▶ [What is expected]:
Exactly repeat the material, dropping only the pictures.

▶ [Supplied data]:
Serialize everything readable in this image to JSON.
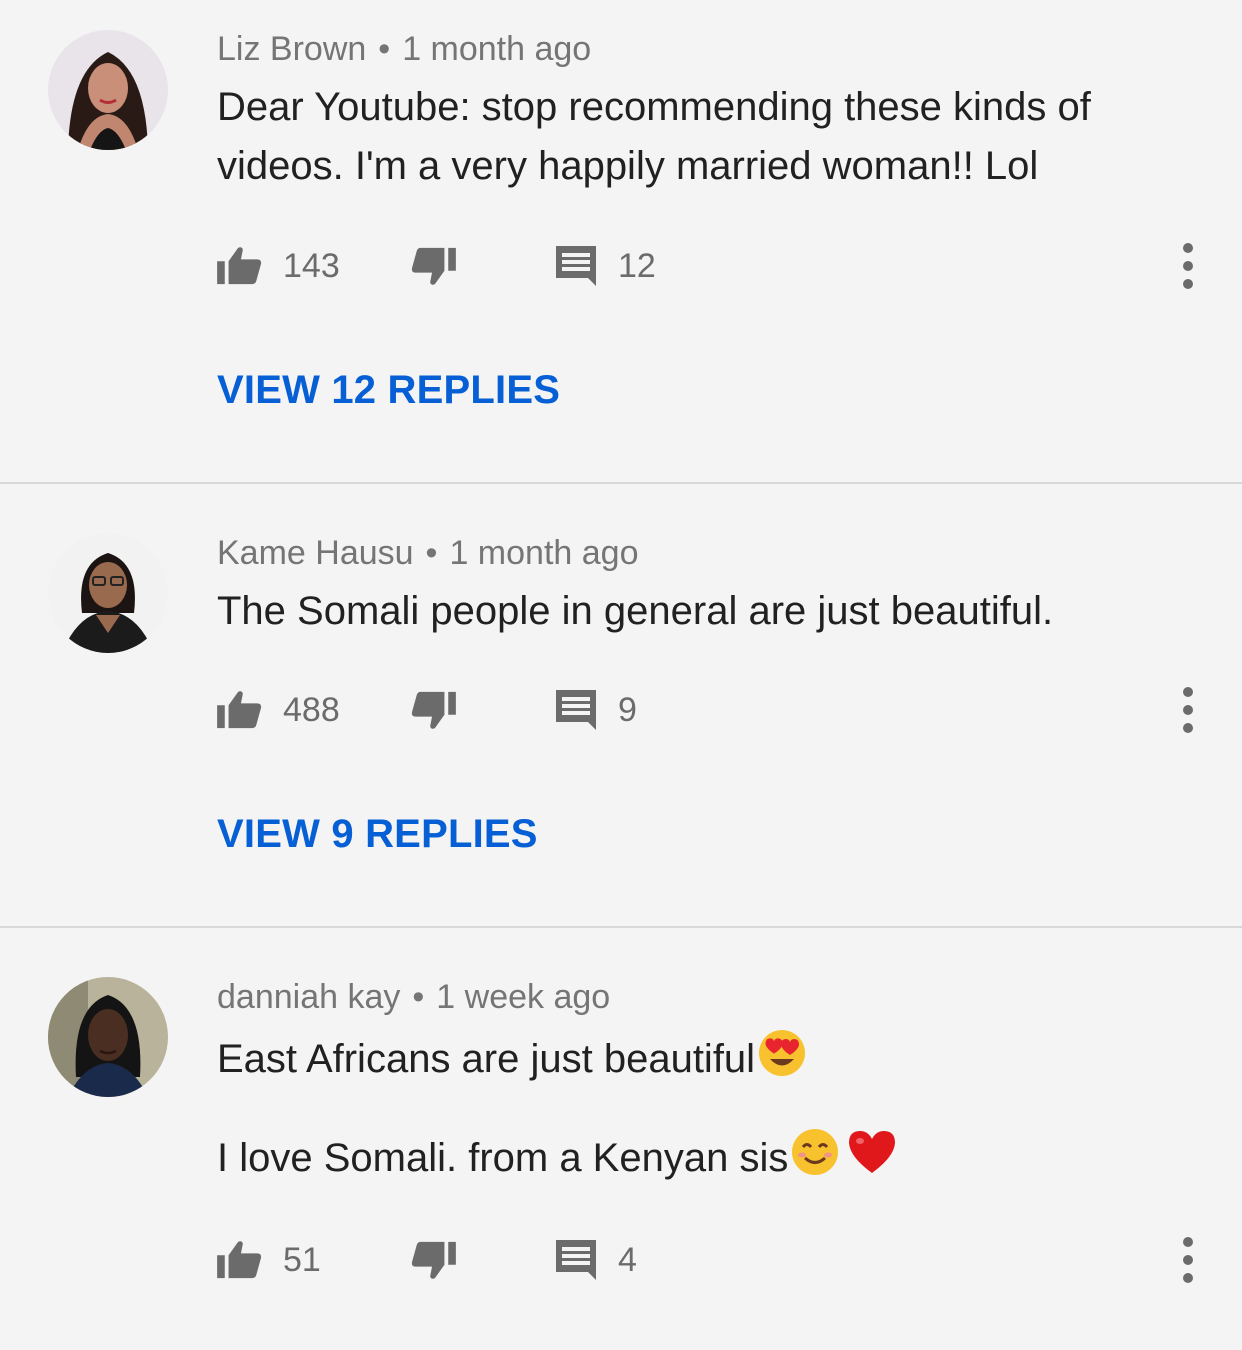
{
  "comments": [
    {
      "author": "Liz Brown",
      "time": "1 month ago",
      "lines": [
        "Dear Youtube: stop  recommending  these kinds of",
        "videos. I'm a very happily married woman!! Lol"
      ],
      "likes": "143",
      "replies_count": "12",
      "view_replies": "VIEW 12 REPLIES"
    },
    {
      "author": "Kame Hausu",
      "time": "1 month ago",
      "lines": [
        "The Somali people in general are just beautiful."
      ],
      "likes": "488",
      "replies_count": "9",
      "view_replies": "VIEW 9 REPLIES"
    },
    {
      "author": "danniah kay",
      "time": "1 week ago",
      "lines": [
        "East Africans are just beautiful",
        "I love Somali. from a Kenyan sis"
      ],
      "likes": "51",
      "replies_count": "4"
    }
  ],
  "meta_separator": "•",
  "colors": {
    "link": "#065fd4",
    "meta": "#757575",
    "background": "#f4f4f4"
  },
  "icons": [
    "thumbs-up-icon",
    "thumbs-down-icon",
    "reply-icon",
    "more-vert-icon",
    "heart-eyes-emoji",
    "smile-emoji",
    "red-heart-emoji"
  ]
}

▶ [Correct result]:
Serialize everything readable in this image to JSON.
{
  "comments": [
    {
      "author": "Liz Brown",
      "time": "1 month ago",
      "lines": [
        "Dear Youtube: stop  recommending  these kinds of",
        "videos. I'm a very happily married woman!! Lol"
      ],
      "likes": "143",
      "replies_count": "12",
      "view_replies": "VIEW 12 REPLIES"
    },
    {
      "author": "Kame Hausu",
      "time": "1 month ago",
      "lines": [
        "The Somali people in general are just beautiful."
      ],
      "likes": "488",
      "replies_count": "9",
      "view_replies": "VIEW 9 REPLIES"
    },
    {
      "author": "danniah kay",
      "time": "1 week ago",
      "lines": [
        "East Africans are just beautiful",
        "I love Somali. from a Kenyan sis"
      ],
      "likes": "51",
      "replies_count": "4"
    }
  ],
  "meta_separator": "•",
  "colors": {
    "link": "#065fd4",
    "meta": "#757575",
    "background": "#f4f4f4"
  },
  "icons": [
    "thumbs-up-icon",
    "thumbs-down-icon",
    "reply-icon",
    "more-vert-icon",
    "heart-eyes-emoji",
    "smile-emoji",
    "red-heart-emoji"
  ]
}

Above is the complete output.